● Required task A: Quote the records word for word, from their first line through the line containing "centerline-icon[interactable]: ✳ xyxy=(319,4,340,24)", with both of those lines included.

In Good Company: The Sounds Of Summer
...Leaning against the wash kitchen wall the other morning, my usual washing position since the miracle of automation, I had a slight shock. A shiny black beetle crept from behind the dustbin carrying a piece of spaghetti!...
Enid Blackburn tells of encounters with the untamed.
As I write this, the sounds of summer are all around me, a crackling fire dancing up the chimney, truculent raindrops battering the windows.
One day I am enjoying a blistering face-shrink in what feels like tropical sunshine, next I am shivering at the edge of a sodden bowling green watching players (men, naturally) paddle out to their woods, looking more like a lifeboat crew wading ashore, than merit bowlers.
Conversely, yesterday was one of those old-fashioned, balmy sun-filled days when you could leave the door open and allow the summer to drift gently in. One of those heady days when the birds’ songs sound so human, you get the unnerving feeling that impressionist Percy Edwards is lurking in the bushes.

● Records for processing:
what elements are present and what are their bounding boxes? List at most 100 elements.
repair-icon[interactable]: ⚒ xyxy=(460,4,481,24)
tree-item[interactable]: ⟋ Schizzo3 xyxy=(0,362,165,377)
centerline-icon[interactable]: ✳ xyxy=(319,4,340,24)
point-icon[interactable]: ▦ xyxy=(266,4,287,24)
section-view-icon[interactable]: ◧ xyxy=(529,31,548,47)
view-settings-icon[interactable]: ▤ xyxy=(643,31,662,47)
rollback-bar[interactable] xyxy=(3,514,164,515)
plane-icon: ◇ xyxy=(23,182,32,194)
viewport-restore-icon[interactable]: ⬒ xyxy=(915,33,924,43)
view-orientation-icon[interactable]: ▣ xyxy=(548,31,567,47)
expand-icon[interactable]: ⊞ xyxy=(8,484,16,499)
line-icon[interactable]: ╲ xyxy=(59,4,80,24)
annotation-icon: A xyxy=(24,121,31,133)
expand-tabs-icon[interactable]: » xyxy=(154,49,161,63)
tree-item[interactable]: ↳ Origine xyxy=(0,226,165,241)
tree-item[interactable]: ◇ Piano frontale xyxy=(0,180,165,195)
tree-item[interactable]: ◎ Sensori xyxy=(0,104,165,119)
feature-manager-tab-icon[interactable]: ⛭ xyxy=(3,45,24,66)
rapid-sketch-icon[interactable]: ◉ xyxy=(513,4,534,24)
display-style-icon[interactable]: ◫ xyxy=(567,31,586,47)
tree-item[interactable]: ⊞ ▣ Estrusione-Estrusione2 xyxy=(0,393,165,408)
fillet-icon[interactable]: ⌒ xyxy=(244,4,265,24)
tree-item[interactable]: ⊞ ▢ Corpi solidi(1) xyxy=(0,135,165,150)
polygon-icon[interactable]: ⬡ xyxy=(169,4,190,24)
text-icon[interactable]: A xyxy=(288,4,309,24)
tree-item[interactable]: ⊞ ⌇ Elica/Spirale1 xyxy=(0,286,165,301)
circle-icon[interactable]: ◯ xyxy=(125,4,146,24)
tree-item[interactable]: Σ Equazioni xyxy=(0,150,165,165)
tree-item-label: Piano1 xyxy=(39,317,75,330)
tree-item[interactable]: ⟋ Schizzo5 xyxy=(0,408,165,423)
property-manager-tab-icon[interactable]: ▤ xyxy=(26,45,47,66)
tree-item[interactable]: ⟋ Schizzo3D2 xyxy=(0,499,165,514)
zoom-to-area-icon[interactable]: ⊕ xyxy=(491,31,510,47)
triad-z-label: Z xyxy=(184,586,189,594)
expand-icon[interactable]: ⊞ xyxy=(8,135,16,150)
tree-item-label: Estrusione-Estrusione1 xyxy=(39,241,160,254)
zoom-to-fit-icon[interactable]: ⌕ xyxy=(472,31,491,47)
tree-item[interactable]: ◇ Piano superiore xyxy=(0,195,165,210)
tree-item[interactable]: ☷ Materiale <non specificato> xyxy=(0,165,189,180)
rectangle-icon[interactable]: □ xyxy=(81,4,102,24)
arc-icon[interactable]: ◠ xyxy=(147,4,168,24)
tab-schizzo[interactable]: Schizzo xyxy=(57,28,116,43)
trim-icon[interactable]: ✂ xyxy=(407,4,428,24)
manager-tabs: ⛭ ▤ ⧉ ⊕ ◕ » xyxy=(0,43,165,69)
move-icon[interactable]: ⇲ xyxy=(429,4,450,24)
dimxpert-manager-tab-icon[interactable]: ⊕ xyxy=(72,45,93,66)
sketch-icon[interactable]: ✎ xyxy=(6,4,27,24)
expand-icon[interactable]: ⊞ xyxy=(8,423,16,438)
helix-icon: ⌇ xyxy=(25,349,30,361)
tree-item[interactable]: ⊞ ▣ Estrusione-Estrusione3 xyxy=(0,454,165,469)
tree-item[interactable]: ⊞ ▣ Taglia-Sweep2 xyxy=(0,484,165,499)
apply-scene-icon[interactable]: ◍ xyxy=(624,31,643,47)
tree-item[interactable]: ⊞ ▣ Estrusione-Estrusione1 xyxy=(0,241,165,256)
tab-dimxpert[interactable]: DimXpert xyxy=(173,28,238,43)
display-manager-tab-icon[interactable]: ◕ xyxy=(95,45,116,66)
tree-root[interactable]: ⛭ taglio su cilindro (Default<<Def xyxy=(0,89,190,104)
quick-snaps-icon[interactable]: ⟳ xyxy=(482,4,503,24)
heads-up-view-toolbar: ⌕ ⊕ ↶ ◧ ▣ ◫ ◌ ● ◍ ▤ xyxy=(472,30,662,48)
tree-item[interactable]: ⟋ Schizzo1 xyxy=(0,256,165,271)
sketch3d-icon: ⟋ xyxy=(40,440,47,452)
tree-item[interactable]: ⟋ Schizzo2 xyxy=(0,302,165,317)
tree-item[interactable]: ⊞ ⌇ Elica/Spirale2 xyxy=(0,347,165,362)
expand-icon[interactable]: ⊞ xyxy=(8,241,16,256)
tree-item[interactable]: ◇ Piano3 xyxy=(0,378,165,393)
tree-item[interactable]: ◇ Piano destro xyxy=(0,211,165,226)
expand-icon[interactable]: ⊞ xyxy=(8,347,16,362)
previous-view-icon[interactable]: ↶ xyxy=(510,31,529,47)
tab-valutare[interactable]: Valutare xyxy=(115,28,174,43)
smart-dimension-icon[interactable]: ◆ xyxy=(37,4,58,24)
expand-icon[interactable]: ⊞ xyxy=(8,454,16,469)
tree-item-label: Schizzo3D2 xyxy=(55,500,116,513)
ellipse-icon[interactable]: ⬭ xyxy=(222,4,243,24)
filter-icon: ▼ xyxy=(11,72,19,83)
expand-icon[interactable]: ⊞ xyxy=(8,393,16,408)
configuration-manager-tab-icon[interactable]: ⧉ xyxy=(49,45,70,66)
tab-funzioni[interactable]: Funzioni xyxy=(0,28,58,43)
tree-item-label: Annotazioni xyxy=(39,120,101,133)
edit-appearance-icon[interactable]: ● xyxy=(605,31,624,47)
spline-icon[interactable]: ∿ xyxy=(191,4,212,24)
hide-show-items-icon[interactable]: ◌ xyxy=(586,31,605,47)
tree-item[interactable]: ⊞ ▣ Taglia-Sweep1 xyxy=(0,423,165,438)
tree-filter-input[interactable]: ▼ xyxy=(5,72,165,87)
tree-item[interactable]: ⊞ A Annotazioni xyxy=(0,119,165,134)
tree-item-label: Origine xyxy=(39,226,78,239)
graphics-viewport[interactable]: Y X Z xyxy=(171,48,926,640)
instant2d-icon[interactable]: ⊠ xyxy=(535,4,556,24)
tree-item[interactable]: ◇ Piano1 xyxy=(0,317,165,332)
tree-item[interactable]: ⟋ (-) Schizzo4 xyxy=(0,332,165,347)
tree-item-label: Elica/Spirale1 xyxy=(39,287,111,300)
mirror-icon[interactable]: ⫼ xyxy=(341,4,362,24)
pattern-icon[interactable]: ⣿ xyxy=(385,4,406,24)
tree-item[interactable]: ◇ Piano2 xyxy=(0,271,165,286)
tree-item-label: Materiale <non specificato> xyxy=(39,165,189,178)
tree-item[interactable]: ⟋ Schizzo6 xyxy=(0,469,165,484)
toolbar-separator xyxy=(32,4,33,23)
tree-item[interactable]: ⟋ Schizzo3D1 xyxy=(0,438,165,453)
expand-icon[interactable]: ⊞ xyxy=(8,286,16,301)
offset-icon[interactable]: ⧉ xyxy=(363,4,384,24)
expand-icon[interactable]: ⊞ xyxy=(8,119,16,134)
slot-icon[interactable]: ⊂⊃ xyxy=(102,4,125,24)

● Required task B: Print the full passage about the sounds of summer word for word.

● Expected output A:
what elements are present and what are their bounding boxes? List at most 100 elements.
repair-icon[interactable]: ⚒ xyxy=(460,4,481,24)
tree-item[interactable]: ⟋ Schizzo3 xyxy=(0,362,165,377)
centerline-icon[interactable]: ✳ xyxy=(319,4,340,24)

● Expected output B:
In Good Company: The Sounds Of Summer
...Leaning against the wash kitchen wall the other morning, my usual washing position since the miracle of automation, I had a slight shock. A shiny black beetle crept from behind the dustbin carrying a piece of spaghetti!...
Enid Blackburn tells of encounters with the untamed.
As I write this, the sounds of summer are all around me, a crackling fire dancing up the chimney, truculent raindrops battering the windows.
One day I am enjoying a blistering face-shrink in what feels like tropical sunshine, next I am shivering at the edge of a sodden bowling green watching players (men, naturally) paddle out to their woods, looking more like a lifeboat crew wading ashore, than merit bowlers.
Conversely, yesterday was one of those old-fashioned, balmy sun-filled days when you could leave the door open and allow the summer to drift gently in. One of those heady days when the birds’ songs sound so human, you get the unnerving feeling that impressionist Percy Edwards is lurking in the bushes.